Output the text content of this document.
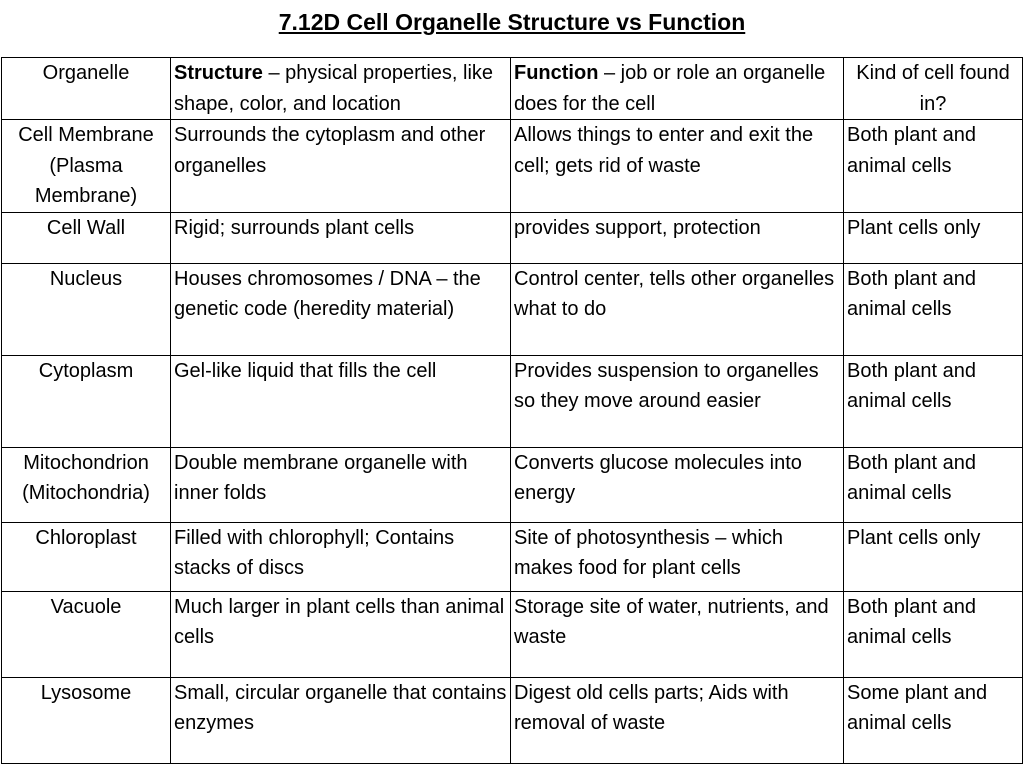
7.12D Cell Organelle Structure vs Function
Organelle	Structure – physical properties, like shape, color, and location	Function – job or role an organelle does for the cell	Kind of cell found in?
Cell Membrane (Plasma Membrane)	Surrounds the cytoplasm and other organelles	Allows things to enter and exit the cell; gets rid of waste	Both plant and animal cells
Cell Wall	Rigid; surrounds plant cells	provides support, protection	Plant cells only
Nucleus	Houses chromosomes / DNA – the genetic code (heredity material)	Control center, tells other organelles what to do	Both plant and animal cells
Cytoplasm	Gel-like liquid that fills the cell	Provides suspension to organelles so they move around easier	Both plant and animal cells
Mitochondrion (Mitochondria)	Double membrane organelle with inner folds	Converts glucose molecules into energy	Both plant and animal cells
Chloroplast	Filled with chlorophyll; Contains stacks of discs	Site of photosynthesis – which makes food for plant cells	Plant cells only
Vacuole	Much larger in plant cells than animal cells	Storage site of water, nutrients, and waste	Both plant and animal cells
Lysosome	Small, circular organelle that contains enzymes	Digest old cells parts; Aids with removal of waste	Some plant and animal cells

**REQUIRED ACTION:** Please copy out each line of the material that contains the string "only".

**WRITTEN REPLY:**
Cell Wall	Rigid; surrounds plant cells	provides support, protection	Plant cells only
Chloroplast	Filled with chlorophyll; Contains stacks of discs	Site of photosynthesis – which makes food for plant cells	Plant cells only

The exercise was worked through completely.